Entries taken from a collection:
--------
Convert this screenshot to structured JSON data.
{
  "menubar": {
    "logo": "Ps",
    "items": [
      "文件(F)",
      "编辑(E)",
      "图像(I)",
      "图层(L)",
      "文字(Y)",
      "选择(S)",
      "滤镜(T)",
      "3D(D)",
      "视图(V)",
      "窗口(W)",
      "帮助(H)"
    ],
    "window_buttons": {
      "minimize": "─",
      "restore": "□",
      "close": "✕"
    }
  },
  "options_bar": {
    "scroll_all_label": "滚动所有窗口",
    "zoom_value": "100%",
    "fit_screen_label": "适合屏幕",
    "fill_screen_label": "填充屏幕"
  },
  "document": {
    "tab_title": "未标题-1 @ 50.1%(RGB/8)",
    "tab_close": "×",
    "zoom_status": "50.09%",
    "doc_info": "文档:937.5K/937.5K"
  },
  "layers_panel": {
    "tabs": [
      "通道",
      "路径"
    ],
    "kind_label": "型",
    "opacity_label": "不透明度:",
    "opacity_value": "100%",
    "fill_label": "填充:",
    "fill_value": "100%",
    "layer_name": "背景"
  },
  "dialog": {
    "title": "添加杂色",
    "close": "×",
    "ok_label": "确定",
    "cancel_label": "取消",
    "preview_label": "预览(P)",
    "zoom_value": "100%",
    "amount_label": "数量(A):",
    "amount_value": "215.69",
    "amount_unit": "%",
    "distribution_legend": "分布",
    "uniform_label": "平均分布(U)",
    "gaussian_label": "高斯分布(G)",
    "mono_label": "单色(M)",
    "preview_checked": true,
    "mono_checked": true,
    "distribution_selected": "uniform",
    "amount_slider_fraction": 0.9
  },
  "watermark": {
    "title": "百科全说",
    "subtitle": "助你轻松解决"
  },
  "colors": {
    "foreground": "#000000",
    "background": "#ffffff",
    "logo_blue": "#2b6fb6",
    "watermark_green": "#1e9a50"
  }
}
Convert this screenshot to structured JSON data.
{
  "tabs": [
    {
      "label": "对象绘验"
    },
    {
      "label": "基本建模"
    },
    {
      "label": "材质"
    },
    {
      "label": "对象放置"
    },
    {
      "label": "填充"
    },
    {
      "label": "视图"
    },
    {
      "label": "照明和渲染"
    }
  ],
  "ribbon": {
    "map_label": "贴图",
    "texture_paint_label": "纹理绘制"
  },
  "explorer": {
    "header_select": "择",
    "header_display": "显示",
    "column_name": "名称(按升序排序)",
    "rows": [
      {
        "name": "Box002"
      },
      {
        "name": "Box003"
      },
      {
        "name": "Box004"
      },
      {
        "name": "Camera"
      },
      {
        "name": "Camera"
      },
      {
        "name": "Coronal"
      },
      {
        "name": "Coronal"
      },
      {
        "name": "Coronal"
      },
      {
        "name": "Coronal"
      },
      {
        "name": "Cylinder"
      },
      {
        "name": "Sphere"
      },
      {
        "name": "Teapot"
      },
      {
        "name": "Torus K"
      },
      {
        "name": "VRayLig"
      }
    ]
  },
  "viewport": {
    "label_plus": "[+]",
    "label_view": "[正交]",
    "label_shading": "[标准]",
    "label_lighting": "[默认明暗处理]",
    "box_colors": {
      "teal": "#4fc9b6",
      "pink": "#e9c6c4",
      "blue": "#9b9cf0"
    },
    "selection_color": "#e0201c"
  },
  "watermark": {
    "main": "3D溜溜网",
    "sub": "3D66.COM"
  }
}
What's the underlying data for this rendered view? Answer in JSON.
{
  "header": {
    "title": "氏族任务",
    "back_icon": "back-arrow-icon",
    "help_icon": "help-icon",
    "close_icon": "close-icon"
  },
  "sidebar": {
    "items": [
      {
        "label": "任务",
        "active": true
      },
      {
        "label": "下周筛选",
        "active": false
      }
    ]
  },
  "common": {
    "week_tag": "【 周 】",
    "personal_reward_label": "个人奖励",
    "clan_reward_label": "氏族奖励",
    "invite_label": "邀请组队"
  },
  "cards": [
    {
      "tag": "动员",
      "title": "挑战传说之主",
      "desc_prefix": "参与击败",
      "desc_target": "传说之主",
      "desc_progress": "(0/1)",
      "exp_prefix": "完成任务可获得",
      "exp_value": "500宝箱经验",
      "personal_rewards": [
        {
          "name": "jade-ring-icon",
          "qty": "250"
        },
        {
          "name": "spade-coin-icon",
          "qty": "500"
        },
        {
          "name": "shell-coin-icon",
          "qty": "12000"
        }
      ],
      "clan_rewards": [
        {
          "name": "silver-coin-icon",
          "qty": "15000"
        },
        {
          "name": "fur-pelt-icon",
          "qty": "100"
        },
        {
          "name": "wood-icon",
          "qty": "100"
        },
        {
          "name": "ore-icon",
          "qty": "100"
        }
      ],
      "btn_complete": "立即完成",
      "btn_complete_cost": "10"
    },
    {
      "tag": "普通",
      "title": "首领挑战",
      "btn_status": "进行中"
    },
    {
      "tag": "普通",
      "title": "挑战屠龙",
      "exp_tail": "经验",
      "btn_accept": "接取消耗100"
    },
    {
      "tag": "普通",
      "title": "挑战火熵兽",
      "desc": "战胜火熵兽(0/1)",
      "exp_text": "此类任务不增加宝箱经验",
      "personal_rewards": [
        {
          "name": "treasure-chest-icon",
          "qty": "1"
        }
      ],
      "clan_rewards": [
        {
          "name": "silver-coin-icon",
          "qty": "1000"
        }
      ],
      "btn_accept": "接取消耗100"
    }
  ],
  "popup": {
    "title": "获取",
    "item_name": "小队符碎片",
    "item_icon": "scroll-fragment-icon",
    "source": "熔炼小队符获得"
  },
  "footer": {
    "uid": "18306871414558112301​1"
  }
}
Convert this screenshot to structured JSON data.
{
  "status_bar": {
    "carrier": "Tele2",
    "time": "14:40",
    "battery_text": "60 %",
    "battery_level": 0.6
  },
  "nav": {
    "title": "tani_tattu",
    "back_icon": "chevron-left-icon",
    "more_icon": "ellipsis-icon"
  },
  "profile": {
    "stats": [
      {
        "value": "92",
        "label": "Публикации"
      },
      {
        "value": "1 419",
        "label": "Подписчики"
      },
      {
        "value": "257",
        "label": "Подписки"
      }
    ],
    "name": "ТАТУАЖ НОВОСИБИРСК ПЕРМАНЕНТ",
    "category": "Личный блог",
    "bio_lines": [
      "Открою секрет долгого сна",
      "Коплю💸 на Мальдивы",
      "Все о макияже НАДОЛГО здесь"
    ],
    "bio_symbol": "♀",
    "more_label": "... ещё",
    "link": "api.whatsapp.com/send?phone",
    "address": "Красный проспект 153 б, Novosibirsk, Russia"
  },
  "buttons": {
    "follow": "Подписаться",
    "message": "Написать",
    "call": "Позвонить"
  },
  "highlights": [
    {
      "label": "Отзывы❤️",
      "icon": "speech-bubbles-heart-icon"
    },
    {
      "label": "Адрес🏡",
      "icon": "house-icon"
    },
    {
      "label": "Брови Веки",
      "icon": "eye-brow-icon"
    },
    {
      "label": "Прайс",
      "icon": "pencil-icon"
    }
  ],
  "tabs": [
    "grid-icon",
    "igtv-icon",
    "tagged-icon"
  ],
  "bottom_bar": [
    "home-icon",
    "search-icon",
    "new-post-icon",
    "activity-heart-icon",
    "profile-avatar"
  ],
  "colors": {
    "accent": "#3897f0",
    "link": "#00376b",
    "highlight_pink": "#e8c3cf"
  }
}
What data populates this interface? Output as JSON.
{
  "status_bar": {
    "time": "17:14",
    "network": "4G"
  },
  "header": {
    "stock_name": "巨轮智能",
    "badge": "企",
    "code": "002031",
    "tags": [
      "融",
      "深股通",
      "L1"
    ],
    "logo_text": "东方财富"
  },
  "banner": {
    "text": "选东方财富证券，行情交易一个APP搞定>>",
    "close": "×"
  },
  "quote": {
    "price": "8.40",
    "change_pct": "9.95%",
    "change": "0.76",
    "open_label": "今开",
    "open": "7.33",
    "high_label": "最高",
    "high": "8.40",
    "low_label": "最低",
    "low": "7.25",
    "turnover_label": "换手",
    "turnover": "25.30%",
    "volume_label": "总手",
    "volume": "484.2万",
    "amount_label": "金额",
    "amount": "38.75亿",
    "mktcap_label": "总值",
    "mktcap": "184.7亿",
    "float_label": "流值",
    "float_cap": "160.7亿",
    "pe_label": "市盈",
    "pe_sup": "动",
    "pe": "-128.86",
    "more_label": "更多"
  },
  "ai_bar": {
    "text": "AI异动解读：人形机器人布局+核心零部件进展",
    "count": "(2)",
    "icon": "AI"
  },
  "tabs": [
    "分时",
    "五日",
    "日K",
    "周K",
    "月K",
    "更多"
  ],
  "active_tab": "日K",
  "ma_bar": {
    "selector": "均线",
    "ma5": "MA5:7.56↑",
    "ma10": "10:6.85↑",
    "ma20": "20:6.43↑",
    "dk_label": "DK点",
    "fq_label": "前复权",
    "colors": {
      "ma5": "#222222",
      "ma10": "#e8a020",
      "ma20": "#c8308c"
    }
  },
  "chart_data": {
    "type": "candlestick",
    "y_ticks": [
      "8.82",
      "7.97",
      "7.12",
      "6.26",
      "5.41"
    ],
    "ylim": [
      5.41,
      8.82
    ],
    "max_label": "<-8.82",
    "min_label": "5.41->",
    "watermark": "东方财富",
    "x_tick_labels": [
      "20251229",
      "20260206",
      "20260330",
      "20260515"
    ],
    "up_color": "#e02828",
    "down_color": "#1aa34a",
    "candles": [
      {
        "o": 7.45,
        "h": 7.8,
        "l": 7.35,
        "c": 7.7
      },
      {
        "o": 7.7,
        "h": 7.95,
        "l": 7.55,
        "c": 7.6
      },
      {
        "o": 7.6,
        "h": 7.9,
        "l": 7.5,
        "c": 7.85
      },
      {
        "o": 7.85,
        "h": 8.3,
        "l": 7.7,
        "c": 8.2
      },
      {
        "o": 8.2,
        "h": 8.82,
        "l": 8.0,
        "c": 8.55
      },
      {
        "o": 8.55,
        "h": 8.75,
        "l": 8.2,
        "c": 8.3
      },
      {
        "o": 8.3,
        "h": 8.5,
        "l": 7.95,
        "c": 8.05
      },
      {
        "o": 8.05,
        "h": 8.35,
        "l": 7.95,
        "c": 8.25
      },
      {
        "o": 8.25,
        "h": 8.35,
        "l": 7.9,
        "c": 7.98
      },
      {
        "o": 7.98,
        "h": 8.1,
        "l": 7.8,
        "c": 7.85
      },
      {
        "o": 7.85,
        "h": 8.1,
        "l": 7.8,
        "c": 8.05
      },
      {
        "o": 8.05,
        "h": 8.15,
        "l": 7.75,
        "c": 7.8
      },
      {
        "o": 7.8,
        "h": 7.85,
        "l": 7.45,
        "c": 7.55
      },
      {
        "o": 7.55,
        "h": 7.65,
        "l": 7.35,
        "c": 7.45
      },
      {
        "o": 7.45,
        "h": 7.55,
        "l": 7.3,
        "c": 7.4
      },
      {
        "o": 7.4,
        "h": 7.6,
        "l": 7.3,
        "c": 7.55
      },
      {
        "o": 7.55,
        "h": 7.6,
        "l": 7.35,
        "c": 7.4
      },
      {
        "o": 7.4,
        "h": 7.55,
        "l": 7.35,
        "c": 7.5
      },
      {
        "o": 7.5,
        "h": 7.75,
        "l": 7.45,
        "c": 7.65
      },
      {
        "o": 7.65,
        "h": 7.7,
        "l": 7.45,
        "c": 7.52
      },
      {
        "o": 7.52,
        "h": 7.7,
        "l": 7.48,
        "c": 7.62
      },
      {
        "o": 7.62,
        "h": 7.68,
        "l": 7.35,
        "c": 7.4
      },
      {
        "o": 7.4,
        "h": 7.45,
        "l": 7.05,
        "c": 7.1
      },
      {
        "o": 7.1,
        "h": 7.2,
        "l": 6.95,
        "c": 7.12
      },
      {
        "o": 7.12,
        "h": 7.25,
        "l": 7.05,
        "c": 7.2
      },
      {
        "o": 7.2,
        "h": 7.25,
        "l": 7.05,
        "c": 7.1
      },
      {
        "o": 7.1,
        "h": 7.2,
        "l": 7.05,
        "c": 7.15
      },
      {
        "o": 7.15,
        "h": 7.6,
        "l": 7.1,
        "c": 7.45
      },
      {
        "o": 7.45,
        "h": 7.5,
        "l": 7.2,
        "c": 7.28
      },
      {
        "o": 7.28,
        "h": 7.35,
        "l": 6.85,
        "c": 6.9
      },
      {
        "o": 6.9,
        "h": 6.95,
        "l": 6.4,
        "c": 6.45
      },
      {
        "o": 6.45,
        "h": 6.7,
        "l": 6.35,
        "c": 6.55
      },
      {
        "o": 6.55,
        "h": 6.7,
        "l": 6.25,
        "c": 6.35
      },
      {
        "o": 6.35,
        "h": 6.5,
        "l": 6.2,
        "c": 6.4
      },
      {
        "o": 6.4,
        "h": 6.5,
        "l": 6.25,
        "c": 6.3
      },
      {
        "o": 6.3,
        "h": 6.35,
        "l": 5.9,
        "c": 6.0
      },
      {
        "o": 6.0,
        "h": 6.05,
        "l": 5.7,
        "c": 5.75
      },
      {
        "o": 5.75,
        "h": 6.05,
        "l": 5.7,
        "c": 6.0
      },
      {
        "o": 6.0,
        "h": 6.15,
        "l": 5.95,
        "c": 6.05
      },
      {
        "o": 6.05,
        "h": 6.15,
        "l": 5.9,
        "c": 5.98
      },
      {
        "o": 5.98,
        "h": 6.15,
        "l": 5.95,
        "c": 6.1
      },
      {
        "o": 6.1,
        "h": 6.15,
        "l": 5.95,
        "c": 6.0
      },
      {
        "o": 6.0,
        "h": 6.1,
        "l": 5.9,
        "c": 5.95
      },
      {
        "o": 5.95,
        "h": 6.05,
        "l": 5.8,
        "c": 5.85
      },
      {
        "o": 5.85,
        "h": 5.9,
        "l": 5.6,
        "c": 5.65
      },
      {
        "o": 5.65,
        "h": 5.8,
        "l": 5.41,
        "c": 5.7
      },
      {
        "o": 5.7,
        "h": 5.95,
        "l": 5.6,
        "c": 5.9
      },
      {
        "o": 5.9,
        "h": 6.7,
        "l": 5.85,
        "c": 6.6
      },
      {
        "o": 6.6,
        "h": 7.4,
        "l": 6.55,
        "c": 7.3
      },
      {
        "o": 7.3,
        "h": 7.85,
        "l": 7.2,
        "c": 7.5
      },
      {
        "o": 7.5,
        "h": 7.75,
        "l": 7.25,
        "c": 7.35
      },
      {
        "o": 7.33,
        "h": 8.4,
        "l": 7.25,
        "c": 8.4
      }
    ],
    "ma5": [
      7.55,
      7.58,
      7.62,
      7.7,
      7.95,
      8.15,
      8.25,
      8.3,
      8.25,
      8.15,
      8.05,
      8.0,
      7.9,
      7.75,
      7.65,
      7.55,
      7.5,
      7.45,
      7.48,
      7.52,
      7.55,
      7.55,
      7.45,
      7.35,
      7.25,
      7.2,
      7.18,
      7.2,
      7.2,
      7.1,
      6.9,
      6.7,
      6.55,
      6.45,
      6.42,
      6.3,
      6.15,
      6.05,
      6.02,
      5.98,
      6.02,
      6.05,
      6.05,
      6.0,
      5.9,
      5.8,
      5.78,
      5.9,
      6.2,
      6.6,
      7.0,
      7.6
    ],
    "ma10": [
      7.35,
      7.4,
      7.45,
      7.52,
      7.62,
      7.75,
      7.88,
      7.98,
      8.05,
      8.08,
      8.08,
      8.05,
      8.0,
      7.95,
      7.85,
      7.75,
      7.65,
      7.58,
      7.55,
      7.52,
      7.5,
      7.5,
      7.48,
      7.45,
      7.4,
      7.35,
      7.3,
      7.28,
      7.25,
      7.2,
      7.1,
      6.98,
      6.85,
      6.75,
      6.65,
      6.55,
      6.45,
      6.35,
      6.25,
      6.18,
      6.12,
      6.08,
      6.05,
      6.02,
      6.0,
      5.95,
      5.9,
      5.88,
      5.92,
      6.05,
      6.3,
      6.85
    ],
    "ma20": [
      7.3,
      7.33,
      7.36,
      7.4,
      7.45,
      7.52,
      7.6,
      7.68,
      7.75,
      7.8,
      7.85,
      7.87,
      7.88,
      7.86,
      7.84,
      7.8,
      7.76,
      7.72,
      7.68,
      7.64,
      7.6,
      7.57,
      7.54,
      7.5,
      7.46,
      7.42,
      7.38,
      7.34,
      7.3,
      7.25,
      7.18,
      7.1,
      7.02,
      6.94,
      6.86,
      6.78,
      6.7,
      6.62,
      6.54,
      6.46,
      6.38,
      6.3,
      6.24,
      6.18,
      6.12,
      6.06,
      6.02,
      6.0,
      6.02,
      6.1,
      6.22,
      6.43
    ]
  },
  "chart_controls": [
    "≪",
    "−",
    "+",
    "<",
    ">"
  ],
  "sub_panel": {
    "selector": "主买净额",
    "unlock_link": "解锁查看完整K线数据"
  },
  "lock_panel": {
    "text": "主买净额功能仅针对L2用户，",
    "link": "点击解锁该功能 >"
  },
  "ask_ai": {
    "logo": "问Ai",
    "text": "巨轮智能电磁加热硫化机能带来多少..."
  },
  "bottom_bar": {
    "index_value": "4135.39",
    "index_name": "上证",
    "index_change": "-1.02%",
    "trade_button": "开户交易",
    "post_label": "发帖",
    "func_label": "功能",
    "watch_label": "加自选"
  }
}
--------
WHAT YOU SHOULD DO:
Pull out and copy each line containing the string "true".

WRITTEN SOLUTION:
    "preview_checked": true,
    "mono_checked": true,
        "active": true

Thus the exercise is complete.